| Required task |
From the entries below, extract every line that includes the word "were".

- - -

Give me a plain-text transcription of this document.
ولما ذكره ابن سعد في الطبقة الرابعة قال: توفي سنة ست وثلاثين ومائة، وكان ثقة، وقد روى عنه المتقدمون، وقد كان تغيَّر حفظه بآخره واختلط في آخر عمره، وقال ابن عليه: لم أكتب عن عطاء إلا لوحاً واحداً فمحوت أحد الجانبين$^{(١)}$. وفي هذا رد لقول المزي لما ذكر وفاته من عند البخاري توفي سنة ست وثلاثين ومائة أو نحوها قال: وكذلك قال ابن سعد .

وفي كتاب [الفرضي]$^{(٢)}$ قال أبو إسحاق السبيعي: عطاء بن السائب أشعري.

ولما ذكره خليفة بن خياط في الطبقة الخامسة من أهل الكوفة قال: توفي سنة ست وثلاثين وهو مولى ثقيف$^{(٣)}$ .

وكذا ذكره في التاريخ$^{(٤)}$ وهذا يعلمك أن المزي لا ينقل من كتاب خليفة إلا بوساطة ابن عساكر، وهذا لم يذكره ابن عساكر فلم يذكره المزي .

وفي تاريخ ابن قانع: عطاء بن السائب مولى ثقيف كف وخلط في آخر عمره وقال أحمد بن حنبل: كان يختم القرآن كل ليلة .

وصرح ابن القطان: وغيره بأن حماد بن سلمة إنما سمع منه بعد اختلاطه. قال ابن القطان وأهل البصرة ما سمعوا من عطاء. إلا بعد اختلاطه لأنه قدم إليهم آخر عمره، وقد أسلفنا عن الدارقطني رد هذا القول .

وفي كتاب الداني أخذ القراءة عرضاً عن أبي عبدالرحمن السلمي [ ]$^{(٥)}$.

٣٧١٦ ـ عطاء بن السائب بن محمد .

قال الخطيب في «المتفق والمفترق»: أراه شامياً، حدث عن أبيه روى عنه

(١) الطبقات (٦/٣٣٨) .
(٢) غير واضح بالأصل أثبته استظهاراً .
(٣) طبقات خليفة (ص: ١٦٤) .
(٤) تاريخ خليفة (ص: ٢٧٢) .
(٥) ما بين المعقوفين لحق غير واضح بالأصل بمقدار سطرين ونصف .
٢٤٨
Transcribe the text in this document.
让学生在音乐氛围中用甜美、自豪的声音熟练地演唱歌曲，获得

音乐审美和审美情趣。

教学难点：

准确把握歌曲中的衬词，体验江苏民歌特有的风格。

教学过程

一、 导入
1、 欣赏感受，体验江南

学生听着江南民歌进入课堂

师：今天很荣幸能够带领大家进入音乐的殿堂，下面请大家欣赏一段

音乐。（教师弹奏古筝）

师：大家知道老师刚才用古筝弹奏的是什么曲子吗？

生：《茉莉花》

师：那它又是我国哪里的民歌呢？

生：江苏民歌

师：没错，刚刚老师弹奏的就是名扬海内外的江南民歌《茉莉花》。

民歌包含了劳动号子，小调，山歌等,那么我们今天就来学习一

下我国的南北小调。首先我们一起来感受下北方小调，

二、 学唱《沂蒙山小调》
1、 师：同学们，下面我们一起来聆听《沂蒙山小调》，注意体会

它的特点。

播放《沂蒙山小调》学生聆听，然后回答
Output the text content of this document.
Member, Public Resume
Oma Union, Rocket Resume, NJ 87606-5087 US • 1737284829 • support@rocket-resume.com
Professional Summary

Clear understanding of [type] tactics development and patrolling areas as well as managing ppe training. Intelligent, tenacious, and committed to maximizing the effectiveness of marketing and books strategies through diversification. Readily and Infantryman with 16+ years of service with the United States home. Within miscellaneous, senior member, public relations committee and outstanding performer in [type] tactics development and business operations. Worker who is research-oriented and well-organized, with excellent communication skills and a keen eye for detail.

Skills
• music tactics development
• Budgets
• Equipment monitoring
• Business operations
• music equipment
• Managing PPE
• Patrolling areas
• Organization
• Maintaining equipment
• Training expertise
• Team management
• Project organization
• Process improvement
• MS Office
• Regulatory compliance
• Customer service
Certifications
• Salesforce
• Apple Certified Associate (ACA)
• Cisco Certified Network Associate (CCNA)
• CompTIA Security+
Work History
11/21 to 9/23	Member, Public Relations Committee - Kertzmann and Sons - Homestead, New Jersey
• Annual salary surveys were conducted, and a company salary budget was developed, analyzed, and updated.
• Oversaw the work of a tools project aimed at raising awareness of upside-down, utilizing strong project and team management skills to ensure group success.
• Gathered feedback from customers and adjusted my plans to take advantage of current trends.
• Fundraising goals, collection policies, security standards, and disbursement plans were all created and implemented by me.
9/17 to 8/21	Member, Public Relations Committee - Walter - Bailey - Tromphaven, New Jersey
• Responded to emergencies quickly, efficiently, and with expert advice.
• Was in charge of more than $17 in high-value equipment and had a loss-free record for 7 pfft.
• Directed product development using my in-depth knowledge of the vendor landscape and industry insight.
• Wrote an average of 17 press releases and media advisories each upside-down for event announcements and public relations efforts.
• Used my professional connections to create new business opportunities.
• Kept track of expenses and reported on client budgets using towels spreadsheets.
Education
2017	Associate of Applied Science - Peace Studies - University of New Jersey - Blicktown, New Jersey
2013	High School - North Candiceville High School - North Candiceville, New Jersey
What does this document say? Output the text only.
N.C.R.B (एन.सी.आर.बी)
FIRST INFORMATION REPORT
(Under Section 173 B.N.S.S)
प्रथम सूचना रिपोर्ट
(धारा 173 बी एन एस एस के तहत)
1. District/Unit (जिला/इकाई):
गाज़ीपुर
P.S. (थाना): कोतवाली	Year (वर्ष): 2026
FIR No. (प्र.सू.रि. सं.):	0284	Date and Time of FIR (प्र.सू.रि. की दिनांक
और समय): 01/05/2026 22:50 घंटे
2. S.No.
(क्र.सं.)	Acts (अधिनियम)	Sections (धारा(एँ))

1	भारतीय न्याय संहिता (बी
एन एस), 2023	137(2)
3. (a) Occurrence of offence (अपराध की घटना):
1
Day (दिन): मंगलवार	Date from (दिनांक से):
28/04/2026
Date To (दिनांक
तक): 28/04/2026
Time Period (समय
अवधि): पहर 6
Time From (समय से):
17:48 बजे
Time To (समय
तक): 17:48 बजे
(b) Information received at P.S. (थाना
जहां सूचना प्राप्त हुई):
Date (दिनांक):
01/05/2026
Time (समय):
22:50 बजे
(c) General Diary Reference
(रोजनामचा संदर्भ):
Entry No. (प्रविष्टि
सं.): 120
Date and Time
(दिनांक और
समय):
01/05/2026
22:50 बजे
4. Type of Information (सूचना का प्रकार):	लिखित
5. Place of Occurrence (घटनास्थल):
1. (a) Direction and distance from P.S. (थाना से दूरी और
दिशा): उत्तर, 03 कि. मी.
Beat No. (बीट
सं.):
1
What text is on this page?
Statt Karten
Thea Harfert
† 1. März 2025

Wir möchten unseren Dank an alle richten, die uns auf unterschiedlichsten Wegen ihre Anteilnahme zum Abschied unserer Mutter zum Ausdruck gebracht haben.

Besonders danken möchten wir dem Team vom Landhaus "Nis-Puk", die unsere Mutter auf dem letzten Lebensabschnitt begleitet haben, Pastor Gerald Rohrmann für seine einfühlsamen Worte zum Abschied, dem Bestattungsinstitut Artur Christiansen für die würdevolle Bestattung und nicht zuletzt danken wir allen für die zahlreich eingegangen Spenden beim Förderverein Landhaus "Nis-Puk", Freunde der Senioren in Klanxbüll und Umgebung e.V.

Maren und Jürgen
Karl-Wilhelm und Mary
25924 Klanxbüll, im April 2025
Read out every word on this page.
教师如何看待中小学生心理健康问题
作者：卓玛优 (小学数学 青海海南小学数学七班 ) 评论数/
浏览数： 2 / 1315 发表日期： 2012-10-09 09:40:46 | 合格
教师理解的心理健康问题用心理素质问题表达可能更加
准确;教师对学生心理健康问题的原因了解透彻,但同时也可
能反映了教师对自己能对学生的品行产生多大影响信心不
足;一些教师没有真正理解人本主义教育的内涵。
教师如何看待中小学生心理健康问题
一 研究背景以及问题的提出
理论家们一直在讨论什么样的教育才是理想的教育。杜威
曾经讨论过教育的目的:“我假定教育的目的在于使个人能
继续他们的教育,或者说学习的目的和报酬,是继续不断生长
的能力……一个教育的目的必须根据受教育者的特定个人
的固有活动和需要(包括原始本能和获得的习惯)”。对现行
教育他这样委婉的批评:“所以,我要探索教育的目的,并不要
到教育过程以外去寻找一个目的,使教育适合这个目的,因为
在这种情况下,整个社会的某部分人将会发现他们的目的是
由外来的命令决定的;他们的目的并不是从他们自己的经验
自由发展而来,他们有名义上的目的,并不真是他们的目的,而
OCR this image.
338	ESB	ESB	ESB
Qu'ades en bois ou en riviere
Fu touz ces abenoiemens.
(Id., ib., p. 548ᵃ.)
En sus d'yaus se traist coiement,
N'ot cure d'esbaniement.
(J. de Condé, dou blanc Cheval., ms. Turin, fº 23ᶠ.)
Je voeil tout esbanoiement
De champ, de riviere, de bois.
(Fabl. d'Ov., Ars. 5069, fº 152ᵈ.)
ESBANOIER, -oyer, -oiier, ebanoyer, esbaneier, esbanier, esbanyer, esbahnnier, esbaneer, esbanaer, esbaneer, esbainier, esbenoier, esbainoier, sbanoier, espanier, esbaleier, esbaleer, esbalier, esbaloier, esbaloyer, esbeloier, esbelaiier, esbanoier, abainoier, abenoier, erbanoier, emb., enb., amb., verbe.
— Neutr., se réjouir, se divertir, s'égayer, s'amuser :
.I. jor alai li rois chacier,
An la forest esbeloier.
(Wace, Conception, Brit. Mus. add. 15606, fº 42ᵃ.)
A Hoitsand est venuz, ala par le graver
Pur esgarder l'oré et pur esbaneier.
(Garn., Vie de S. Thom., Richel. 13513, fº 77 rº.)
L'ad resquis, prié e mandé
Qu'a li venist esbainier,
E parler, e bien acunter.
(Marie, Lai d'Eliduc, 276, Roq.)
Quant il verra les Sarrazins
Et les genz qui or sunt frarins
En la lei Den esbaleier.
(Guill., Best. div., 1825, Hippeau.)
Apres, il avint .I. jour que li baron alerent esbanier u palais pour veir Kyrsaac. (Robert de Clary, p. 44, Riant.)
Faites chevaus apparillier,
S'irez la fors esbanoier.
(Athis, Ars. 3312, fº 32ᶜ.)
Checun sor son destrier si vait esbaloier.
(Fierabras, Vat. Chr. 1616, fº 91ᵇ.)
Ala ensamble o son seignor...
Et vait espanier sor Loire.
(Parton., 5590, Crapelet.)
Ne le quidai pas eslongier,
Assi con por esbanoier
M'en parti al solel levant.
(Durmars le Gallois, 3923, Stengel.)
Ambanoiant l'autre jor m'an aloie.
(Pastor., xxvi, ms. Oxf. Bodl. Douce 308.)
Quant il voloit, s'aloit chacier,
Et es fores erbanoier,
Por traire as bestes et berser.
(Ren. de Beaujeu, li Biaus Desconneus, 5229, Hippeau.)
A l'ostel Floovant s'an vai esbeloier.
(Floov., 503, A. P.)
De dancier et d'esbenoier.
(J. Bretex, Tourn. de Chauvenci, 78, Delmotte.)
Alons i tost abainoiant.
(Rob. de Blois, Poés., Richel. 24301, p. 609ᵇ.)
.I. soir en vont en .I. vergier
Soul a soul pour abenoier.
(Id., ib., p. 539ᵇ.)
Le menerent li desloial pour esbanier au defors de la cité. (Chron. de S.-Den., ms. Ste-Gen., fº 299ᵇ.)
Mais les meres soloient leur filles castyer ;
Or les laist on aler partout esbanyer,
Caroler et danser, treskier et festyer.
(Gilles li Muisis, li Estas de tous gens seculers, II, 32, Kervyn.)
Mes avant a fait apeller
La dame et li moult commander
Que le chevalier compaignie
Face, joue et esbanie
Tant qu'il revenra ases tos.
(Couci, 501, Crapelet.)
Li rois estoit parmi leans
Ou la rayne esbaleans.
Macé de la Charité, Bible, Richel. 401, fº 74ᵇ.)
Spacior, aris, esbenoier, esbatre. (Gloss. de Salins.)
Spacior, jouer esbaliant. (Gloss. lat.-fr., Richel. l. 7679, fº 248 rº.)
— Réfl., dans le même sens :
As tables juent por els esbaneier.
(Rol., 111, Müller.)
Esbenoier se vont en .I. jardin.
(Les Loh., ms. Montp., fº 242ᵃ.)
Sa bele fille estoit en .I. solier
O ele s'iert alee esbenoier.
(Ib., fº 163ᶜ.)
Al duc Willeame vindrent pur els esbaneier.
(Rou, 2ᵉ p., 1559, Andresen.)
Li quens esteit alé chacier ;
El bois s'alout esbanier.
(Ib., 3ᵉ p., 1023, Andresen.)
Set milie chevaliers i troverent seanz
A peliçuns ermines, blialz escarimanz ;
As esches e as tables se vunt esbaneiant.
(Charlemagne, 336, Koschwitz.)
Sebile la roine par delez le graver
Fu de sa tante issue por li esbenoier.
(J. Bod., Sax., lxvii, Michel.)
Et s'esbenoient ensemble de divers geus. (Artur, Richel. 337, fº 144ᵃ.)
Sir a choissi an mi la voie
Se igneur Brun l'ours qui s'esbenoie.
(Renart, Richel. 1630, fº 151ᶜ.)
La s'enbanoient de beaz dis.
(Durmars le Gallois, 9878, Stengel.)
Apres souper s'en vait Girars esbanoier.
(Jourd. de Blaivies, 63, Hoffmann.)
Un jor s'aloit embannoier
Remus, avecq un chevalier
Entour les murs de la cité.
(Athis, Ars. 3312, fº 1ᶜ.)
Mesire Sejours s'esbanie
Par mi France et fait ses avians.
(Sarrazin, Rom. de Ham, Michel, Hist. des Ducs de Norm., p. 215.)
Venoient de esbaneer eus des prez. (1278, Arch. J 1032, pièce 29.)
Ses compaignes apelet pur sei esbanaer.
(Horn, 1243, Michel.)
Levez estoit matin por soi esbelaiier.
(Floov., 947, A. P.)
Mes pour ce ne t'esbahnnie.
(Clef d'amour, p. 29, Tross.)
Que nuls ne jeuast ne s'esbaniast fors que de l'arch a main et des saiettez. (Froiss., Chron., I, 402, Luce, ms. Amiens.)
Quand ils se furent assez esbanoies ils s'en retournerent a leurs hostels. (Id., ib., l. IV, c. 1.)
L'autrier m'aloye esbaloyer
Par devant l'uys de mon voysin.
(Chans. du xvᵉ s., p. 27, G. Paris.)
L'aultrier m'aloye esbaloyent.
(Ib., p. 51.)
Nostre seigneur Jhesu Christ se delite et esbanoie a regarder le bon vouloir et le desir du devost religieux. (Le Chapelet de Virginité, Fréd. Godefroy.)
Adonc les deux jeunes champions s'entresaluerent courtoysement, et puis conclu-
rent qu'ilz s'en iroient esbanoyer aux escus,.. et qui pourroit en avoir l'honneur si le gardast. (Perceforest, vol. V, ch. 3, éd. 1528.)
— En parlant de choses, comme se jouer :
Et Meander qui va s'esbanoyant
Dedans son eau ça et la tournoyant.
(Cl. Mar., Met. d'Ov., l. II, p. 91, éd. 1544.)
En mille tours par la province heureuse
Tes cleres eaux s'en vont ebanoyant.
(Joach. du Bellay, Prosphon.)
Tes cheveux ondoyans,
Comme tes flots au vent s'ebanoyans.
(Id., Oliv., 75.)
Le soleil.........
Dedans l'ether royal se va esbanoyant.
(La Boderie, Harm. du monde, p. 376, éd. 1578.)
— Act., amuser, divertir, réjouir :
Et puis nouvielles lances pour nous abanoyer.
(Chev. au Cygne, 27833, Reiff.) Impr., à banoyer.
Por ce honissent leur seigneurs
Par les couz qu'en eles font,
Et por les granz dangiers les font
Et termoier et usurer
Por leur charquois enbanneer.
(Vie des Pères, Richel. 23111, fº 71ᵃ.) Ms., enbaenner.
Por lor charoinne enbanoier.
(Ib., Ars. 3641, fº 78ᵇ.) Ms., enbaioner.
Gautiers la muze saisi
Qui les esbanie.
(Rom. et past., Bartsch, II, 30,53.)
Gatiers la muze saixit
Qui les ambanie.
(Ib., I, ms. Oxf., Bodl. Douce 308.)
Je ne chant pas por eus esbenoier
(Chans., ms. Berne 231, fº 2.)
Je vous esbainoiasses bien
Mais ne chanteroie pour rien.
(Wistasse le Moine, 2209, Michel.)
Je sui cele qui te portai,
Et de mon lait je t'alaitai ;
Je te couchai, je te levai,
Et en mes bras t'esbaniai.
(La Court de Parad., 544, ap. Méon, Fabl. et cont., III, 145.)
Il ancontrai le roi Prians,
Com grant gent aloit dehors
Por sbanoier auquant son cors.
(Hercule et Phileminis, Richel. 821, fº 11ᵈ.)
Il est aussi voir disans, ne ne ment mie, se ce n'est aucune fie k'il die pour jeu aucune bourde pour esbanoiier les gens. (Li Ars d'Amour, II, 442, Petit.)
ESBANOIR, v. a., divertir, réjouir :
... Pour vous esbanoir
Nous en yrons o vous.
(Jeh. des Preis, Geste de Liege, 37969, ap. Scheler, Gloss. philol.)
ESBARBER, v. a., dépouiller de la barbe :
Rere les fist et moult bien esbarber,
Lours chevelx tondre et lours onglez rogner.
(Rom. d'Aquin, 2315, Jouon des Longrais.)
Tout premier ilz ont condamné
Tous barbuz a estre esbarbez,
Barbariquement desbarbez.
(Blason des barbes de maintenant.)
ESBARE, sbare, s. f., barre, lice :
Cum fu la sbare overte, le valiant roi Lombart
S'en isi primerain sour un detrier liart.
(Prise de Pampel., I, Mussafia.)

- - -

| Answer to the exercise |
• Annual salary surveys were conducted, and a company salary budget was developed, analyzed, and updated.
• Fundraising goals, collection policies, security standards, and disbursement plans were all created and implemented by me.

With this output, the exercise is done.